GOAL OF THE EXERCISE: Which lines hold the word "title"? Show each of them.

ITEMS:
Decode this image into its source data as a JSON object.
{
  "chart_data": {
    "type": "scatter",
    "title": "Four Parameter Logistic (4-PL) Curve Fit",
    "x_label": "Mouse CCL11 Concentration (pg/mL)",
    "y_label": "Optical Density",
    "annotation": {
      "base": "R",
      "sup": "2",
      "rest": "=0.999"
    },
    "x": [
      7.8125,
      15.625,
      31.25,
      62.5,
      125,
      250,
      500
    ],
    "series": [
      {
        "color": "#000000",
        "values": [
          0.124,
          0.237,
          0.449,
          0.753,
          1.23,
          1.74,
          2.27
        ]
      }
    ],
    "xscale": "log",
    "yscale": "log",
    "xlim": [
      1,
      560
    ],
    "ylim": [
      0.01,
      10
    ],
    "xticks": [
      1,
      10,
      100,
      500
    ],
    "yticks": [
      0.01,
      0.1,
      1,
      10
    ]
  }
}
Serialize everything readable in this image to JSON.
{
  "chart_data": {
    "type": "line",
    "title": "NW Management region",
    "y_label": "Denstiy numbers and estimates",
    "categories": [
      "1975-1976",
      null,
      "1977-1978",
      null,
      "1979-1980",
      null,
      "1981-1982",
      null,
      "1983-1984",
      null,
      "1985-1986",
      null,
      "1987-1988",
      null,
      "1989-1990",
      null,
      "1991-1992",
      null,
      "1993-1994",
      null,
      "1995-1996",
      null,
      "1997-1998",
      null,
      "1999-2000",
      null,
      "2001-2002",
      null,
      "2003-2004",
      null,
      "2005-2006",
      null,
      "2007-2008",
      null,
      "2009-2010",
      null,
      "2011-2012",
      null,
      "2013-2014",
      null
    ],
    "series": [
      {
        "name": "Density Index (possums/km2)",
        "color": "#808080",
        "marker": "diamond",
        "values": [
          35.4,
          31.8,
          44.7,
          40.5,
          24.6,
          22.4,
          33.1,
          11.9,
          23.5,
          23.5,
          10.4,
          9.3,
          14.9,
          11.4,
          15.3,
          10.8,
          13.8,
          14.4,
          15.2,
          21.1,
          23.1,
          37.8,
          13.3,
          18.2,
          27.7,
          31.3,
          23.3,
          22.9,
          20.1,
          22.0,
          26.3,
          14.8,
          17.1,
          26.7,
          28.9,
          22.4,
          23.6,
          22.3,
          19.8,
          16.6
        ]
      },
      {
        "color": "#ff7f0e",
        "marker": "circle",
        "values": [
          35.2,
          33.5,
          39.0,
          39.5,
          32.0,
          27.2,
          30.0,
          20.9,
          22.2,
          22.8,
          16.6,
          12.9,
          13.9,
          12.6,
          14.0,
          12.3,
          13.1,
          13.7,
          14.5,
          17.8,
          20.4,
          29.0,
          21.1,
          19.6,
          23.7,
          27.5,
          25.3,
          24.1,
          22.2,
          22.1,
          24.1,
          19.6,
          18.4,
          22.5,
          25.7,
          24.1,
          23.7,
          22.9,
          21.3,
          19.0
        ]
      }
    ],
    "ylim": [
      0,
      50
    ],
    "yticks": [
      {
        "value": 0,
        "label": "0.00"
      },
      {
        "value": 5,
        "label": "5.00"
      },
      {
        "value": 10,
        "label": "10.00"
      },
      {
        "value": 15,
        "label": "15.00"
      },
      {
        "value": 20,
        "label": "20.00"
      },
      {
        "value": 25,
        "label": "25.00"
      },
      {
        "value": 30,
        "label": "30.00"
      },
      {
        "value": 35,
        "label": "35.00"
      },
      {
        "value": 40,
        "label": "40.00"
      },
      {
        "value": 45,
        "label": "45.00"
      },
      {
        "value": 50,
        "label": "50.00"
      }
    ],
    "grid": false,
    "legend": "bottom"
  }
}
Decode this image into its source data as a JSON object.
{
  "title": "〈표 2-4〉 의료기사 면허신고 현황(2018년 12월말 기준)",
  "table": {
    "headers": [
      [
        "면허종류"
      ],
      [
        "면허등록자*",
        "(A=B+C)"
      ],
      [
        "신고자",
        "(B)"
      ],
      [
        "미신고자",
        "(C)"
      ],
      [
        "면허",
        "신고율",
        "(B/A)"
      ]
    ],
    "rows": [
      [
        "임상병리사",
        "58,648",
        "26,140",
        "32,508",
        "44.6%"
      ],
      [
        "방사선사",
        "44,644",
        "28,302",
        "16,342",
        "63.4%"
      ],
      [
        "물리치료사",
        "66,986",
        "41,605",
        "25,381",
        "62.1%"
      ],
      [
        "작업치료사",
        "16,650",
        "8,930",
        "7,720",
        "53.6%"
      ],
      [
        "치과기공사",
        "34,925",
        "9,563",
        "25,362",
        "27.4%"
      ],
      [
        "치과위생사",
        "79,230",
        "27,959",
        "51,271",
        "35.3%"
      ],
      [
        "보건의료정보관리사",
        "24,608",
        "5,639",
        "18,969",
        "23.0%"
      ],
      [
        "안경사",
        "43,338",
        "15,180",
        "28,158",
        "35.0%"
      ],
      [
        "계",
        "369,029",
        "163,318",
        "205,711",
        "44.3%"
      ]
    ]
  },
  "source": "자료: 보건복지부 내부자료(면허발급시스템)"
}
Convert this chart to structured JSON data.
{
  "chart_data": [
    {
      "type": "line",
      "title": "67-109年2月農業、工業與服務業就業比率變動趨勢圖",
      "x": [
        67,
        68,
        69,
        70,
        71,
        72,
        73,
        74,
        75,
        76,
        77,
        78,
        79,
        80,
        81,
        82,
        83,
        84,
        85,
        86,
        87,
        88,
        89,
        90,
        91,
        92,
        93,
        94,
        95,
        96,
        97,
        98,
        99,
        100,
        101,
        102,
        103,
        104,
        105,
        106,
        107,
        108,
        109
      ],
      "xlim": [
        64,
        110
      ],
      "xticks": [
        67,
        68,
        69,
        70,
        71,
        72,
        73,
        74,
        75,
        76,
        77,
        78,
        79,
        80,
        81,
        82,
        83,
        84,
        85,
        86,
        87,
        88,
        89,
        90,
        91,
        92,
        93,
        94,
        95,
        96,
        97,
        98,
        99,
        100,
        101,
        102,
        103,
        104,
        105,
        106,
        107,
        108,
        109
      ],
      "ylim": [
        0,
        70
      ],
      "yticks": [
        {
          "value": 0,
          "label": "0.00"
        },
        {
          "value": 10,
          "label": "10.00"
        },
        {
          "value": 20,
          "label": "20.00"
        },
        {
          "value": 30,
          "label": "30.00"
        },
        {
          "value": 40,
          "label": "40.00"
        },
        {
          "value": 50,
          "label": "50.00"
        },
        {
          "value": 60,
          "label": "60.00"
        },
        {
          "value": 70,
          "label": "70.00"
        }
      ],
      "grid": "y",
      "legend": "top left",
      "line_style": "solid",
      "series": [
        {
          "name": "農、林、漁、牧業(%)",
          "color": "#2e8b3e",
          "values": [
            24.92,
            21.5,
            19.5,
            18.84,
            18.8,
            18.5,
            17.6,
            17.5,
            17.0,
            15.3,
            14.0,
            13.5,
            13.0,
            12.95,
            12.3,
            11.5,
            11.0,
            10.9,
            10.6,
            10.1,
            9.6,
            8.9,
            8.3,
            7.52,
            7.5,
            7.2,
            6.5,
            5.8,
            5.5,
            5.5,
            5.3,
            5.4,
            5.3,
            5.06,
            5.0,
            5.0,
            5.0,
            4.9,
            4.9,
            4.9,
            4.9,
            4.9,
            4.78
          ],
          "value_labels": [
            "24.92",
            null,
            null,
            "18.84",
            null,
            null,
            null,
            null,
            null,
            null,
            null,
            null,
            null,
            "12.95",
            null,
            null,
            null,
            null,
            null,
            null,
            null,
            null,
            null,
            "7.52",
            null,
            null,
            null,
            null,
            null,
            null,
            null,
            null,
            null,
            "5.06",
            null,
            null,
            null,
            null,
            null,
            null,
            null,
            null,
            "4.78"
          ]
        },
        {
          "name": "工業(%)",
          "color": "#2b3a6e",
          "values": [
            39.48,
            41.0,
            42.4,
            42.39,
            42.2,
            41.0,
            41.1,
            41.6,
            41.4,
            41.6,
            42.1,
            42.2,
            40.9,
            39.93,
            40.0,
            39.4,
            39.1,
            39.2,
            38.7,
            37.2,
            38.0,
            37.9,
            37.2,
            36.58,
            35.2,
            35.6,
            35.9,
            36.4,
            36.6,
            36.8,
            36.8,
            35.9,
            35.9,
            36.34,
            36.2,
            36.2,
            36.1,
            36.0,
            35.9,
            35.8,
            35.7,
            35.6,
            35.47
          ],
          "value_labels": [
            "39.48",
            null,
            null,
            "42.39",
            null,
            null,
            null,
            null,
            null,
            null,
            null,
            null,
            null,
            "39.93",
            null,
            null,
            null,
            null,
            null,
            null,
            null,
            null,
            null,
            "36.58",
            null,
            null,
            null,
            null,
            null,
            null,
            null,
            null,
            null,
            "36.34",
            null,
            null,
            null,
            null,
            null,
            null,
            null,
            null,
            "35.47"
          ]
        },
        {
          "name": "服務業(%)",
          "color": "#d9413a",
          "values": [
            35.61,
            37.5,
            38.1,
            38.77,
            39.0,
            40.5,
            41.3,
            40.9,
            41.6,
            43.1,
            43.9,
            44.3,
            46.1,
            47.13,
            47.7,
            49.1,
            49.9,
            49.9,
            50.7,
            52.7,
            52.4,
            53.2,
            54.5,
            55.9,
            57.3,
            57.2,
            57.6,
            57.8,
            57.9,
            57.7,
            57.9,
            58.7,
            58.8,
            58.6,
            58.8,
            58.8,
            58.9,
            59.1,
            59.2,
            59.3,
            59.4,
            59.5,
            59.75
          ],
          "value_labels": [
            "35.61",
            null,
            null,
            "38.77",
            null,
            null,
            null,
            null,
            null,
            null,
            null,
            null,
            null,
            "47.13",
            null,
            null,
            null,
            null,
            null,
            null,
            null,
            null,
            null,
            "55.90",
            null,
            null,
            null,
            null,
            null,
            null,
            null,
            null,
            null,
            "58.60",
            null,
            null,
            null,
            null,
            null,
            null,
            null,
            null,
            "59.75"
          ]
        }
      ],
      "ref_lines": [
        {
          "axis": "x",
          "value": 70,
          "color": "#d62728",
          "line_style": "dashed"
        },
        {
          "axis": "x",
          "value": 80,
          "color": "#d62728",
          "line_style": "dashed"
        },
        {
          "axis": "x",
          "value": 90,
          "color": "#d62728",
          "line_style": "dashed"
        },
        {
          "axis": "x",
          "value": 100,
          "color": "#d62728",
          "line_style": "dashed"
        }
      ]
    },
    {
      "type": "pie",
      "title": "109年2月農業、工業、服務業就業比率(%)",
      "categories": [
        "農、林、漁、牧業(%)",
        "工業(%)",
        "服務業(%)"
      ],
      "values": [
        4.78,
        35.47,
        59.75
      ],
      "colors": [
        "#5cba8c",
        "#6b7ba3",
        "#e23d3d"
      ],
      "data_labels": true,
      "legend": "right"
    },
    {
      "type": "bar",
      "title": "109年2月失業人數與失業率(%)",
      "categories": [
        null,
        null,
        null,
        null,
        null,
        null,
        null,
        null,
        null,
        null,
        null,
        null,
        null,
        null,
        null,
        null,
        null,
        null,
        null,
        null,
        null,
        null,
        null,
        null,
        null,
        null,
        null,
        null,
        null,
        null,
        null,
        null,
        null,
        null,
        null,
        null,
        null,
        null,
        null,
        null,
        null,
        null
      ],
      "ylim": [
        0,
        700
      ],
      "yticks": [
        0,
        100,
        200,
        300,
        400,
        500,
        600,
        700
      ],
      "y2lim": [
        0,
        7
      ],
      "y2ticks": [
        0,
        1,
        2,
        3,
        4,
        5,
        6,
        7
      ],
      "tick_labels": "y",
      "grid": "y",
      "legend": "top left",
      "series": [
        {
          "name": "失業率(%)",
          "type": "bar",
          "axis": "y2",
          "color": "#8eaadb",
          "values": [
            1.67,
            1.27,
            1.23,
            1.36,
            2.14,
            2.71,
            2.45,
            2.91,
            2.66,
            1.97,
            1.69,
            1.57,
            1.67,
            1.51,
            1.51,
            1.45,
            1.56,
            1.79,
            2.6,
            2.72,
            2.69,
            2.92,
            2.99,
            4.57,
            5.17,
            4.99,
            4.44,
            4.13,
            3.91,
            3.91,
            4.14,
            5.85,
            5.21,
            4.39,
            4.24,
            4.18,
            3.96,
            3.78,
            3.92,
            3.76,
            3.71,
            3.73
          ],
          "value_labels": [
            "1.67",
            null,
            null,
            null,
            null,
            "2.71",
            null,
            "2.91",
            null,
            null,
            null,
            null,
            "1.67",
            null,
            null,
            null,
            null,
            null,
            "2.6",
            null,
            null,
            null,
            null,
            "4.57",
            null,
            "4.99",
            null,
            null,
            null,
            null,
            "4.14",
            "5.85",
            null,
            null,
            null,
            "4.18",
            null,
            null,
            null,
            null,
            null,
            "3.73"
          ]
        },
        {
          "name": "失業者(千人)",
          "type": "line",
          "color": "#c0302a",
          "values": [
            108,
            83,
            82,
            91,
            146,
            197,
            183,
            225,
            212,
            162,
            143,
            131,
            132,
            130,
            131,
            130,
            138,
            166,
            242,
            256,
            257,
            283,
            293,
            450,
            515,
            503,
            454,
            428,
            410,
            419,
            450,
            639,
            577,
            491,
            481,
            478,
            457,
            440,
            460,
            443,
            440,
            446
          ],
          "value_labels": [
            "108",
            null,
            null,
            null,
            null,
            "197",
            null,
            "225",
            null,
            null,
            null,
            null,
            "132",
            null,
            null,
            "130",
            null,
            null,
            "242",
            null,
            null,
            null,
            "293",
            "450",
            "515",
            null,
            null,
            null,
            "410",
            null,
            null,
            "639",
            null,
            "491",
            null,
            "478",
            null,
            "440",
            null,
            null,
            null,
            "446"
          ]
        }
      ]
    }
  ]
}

FINAL RESULT:
    "title": "Four Parameter Logistic (4-PL) Curve Fit",
    "title": "NW Management region",
  "title": "〈표 2-4〉 의료기사 면허신고 현황(2018년 12월말 기준)",
      "title": "67-109年2月農業、工業與服務業就業比率變動趨勢圖",
      "title": "109年2月農業、工業、服務業就業比率(%)",
      "title": "109年2月失業人數與失業率(%)",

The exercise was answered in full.